Data:
-=-=-=-=-

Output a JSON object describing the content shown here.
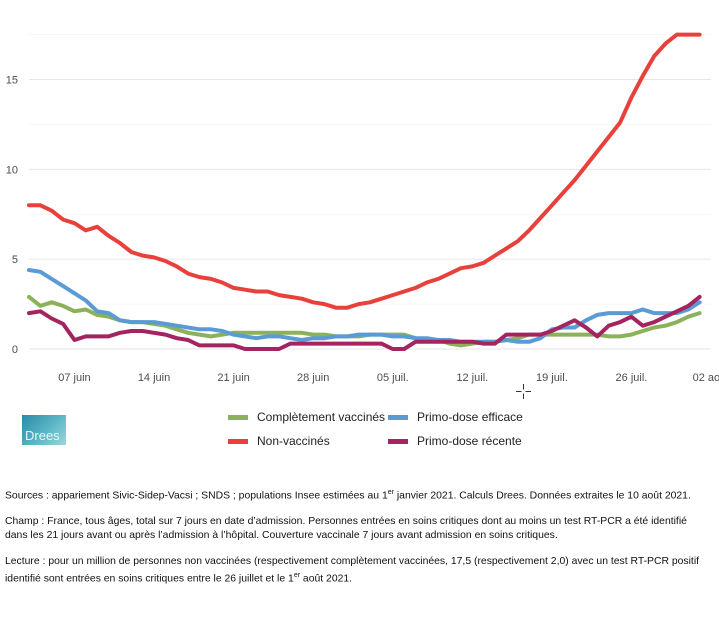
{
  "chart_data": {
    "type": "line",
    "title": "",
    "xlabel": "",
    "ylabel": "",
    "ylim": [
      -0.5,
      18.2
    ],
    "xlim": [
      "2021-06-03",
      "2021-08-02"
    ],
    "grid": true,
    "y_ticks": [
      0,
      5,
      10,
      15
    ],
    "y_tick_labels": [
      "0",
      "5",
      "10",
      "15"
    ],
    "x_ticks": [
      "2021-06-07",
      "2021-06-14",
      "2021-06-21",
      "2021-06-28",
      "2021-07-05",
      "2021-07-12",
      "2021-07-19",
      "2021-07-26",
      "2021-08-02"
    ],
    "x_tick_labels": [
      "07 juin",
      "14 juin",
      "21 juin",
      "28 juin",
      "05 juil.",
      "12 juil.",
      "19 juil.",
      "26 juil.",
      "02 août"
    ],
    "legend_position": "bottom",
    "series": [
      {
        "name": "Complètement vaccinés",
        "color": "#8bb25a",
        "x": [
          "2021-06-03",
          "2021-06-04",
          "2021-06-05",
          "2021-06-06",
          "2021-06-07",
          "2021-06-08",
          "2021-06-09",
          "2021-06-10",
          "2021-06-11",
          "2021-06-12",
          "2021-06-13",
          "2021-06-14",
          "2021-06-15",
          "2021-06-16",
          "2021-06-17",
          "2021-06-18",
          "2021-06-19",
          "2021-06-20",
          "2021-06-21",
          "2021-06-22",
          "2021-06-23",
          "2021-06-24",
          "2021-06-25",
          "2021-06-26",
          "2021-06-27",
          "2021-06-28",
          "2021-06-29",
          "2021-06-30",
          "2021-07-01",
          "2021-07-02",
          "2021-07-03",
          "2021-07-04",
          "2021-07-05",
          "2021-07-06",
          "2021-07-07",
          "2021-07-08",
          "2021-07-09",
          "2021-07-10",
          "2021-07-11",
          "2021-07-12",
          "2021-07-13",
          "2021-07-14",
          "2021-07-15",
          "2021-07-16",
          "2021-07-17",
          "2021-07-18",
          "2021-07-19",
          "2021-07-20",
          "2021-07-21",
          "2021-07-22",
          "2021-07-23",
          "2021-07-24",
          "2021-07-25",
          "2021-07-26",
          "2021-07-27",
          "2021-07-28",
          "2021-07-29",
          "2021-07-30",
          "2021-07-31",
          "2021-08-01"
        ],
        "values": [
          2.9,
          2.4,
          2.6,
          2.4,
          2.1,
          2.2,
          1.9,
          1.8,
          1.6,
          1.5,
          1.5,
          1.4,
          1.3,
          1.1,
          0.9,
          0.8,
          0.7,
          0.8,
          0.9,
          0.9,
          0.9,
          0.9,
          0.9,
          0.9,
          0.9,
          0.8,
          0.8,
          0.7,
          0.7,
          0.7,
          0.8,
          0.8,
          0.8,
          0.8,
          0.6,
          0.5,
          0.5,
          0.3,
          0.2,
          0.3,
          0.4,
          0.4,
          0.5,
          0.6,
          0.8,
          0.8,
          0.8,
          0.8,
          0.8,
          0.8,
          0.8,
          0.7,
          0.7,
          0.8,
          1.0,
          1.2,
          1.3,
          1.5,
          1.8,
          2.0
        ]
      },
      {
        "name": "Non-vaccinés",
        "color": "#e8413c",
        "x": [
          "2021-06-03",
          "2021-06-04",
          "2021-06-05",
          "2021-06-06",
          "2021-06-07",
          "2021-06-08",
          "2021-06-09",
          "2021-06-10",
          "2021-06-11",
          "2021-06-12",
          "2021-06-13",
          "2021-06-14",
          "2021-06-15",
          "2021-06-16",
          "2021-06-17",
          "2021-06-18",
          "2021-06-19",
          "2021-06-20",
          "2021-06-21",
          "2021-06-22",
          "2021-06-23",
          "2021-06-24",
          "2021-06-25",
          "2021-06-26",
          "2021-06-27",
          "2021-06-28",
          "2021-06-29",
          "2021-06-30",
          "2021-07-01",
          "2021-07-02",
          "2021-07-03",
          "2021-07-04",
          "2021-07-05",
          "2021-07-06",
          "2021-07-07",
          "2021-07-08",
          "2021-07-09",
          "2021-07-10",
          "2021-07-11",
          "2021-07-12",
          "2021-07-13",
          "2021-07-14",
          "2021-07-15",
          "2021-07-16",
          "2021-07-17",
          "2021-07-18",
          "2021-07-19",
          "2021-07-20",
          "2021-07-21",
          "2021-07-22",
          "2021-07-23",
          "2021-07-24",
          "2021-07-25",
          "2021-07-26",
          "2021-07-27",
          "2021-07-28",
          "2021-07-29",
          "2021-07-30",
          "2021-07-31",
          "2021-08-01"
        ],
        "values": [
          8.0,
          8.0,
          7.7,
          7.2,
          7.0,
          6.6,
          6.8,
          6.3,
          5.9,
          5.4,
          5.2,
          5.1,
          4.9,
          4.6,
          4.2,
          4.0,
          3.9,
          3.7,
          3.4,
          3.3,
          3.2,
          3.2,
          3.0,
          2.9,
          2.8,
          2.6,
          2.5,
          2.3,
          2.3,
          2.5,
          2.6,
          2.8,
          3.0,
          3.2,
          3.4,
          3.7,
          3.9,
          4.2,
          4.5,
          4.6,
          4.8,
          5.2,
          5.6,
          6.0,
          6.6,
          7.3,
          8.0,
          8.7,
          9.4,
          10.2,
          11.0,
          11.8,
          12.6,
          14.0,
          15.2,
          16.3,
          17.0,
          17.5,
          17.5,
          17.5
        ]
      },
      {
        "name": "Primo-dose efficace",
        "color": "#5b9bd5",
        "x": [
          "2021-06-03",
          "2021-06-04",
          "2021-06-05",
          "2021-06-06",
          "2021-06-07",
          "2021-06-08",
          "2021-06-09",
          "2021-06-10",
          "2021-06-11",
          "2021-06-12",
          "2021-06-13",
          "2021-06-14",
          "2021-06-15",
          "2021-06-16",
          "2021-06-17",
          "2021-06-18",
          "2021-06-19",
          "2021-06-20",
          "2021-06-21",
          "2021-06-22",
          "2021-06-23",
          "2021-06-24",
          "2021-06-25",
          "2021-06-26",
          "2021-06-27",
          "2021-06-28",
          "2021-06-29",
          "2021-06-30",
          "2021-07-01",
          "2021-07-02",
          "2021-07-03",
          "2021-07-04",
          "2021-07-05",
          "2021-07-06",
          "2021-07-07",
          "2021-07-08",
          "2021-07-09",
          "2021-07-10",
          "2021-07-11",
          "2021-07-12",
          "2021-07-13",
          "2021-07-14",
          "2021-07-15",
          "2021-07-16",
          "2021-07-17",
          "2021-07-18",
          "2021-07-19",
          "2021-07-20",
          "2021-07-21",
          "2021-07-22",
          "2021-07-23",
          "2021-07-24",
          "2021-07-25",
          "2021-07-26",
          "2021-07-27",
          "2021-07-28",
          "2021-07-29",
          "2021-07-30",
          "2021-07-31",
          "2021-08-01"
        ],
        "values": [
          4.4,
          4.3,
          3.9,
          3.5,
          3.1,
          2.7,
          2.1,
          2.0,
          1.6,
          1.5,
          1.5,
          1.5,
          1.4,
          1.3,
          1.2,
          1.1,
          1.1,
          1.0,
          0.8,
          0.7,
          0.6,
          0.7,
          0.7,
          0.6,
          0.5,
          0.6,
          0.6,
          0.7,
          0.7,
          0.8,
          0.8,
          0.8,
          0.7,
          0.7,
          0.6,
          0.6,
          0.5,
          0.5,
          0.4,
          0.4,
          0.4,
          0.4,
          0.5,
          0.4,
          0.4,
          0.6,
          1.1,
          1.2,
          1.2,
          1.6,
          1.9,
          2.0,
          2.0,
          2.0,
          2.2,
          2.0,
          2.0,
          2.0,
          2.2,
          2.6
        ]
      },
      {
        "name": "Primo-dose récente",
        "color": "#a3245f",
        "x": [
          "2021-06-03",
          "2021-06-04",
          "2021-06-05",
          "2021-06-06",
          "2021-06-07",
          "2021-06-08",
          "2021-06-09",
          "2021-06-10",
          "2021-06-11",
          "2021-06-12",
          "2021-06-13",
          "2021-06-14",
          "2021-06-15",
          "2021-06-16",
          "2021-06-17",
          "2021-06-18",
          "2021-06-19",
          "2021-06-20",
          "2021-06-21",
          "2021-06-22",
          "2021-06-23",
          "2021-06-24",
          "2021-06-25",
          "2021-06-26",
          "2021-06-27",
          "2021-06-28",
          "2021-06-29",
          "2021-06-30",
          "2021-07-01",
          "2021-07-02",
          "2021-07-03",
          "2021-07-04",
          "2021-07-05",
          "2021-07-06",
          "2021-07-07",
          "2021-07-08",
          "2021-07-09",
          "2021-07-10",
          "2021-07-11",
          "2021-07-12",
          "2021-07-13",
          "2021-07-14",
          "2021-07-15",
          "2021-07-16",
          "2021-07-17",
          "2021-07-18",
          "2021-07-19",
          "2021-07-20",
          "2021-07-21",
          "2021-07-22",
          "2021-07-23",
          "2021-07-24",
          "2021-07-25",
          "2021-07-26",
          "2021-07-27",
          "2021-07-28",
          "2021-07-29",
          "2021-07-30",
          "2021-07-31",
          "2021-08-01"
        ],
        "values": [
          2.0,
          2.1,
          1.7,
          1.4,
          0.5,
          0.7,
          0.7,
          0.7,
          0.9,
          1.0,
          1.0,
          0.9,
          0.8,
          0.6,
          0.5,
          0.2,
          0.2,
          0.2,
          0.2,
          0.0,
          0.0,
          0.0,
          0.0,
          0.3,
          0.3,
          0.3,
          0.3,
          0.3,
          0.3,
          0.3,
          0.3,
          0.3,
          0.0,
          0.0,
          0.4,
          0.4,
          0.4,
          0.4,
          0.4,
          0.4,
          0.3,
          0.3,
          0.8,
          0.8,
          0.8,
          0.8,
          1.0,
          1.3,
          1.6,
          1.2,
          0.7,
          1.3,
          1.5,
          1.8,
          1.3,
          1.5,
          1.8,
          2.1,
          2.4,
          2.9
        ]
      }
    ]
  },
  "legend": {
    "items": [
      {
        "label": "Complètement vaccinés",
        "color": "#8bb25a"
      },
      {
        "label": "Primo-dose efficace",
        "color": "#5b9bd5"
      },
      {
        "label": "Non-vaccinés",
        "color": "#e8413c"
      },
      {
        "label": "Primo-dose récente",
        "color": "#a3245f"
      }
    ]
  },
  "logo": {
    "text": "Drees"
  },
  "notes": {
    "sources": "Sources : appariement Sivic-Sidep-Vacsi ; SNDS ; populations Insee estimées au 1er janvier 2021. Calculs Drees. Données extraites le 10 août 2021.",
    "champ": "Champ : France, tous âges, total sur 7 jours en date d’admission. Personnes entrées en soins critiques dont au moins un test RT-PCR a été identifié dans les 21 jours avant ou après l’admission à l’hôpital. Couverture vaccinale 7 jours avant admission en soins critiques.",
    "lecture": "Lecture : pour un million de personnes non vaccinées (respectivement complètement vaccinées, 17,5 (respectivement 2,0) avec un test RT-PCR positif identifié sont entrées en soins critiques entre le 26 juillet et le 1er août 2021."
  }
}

-=-=-=-=-

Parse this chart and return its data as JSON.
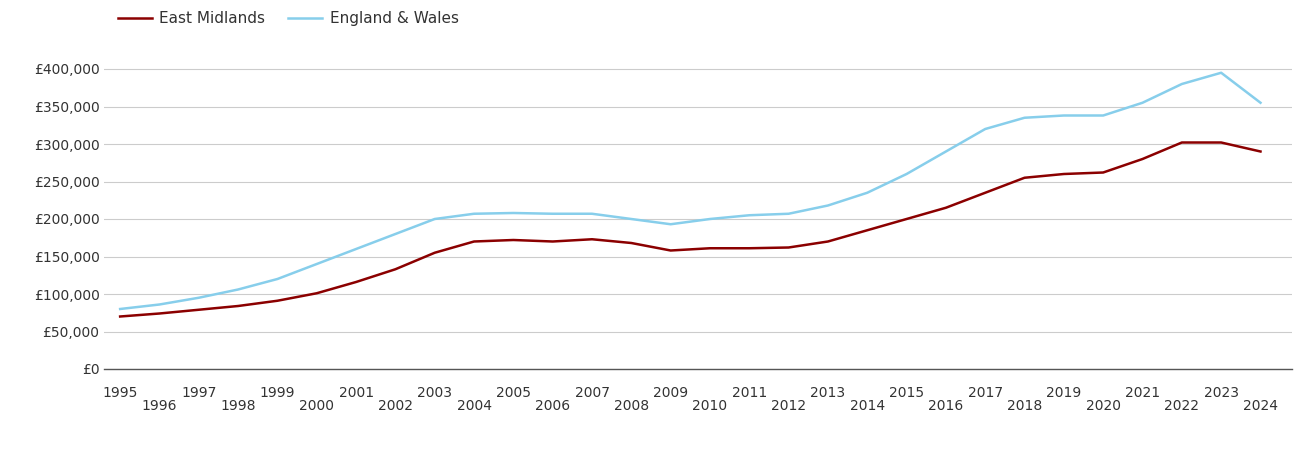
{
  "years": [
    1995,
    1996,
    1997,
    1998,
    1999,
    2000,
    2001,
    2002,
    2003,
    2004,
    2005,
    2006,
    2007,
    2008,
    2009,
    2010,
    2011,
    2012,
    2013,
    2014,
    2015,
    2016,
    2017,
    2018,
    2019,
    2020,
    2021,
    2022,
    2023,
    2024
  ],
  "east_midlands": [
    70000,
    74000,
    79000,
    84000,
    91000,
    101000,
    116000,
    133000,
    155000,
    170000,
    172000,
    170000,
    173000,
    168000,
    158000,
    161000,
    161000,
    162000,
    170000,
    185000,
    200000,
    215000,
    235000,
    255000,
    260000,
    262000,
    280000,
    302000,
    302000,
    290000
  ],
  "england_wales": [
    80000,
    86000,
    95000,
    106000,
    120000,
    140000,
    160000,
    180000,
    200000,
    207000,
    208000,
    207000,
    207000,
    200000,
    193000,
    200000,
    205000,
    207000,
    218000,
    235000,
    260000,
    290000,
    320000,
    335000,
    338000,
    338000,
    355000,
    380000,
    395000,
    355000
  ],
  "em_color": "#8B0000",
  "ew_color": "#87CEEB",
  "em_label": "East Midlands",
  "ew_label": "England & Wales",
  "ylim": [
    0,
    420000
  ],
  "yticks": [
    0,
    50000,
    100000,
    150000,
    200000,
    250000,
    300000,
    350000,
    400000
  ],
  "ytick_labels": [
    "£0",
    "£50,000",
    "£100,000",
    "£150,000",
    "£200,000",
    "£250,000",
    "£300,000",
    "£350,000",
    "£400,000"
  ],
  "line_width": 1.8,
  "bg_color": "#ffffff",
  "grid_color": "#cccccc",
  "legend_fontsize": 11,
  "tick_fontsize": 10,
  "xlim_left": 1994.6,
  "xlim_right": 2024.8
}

-=-=-=-=-

What you will do: Look through the listing above. Pick out each line with "JSON" and copy it.

Exercise solution:
Output a JSON object describing the content shown here.
Parse this chart and return its data as JSON.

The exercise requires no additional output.